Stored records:
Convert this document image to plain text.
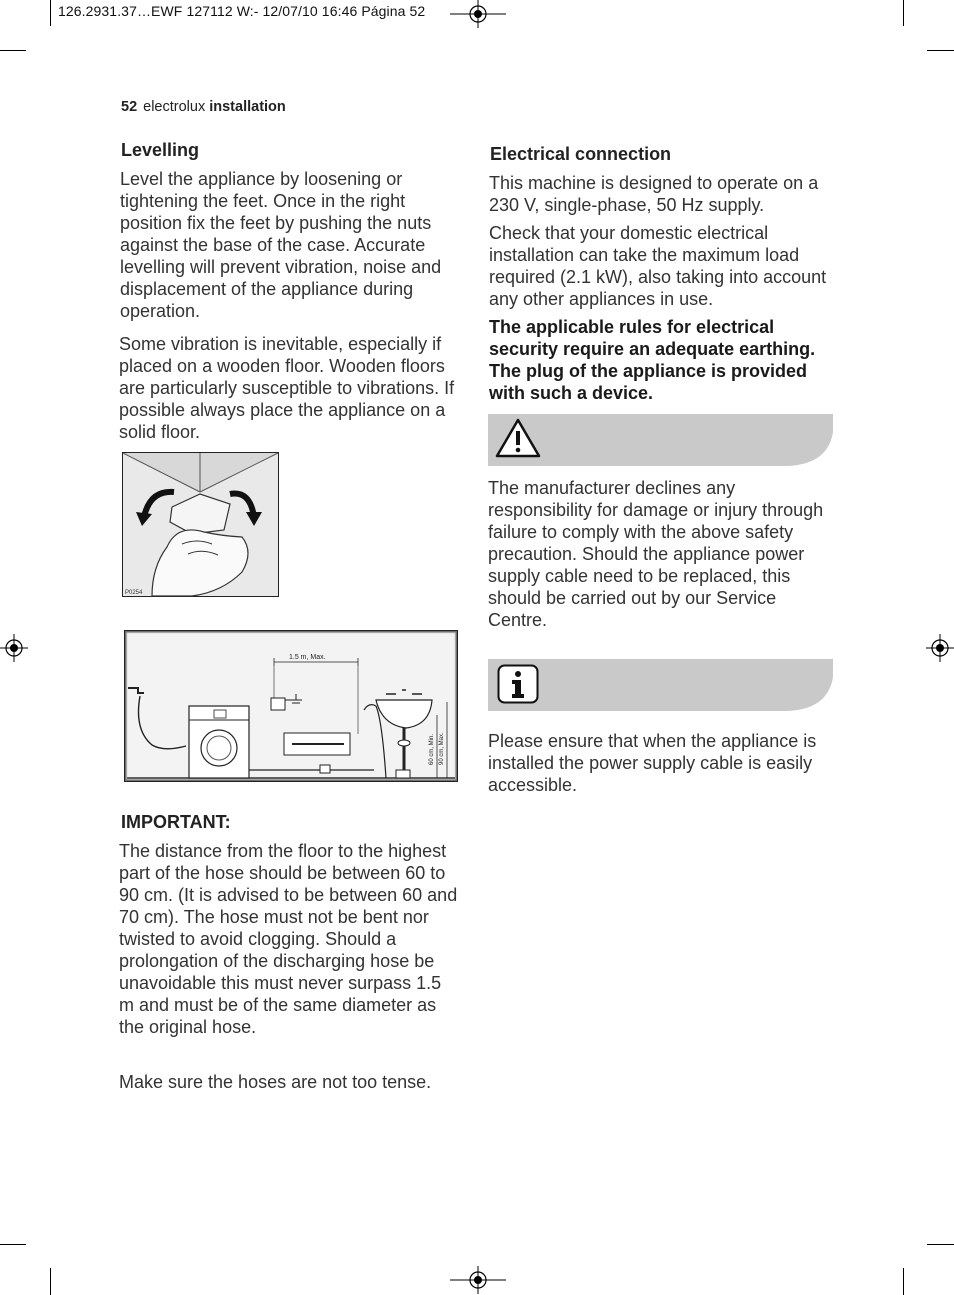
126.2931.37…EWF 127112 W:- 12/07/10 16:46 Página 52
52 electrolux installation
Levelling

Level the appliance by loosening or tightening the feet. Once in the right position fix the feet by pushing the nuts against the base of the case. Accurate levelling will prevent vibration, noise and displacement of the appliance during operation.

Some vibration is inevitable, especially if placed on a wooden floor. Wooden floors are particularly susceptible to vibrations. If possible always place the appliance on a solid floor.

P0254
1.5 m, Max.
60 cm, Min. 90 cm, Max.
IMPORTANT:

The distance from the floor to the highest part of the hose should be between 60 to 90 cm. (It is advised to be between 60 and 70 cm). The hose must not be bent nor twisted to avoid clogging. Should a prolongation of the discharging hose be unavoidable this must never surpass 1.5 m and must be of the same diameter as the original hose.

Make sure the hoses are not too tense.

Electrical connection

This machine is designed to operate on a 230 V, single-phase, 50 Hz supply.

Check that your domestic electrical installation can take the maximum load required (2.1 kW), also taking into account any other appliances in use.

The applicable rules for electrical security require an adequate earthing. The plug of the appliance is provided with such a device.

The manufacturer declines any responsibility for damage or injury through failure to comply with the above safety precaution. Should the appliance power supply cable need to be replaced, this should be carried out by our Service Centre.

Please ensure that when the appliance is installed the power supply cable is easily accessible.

■ THE EXERCISE ■
Please set down each line of the data above exactly as written, without the pictures.

■ FINAL ANSWER ■
Convert this document image to plain text.
126.2931.37…EWF 127112 W:- 12/07/10 16:46 Página 52
52 electrolux installation
Levelling

Level the appliance by loosening or tightening the feet. Once in the right position fix the feet by pushing the nuts against the base of the case. Accurate levelling will prevent vibration, noise and displacement of the appliance during operation.

Some vibration is inevitable, especially if placed on a wooden floor. Wooden floors are particularly susceptible to vibrations. If possible always place the appliance on a solid floor.

P0254
1.5 m, Max.
60 cm, Min. 90 cm, Max.
IMPORTANT:

The distance from the floor to the highest part of the hose should be between 60 to 90 cm. (It is advised to be between 60 and 70 cm). The hose must not be bent nor twisted to avoid clogging. Should a prolongation of the discharging hose be unavoidable this must never surpass 1.5 m and must be of the same diameter as the original hose.

Make sure the hoses are not too tense.

Electrical connection

This machine is designed to operate on a 230 V, single-phase, 50 Hz supply.

Check that your domestic electrical installation can take the maximum load required (2.1 kW), also taking into account any other appliances in use.

The applicable rules for electrical security require an adequate earthing. The plug of the appliance is provided with such a device.

The manufacturer declines any responsibility for damage or injury through failure to comply with the above safety precaution. Should the appliance power supply cable need to be replaced, this should be carried out by our Service Centre.

Please ensure that when the appliance is installed the power supply cable is easily accessible.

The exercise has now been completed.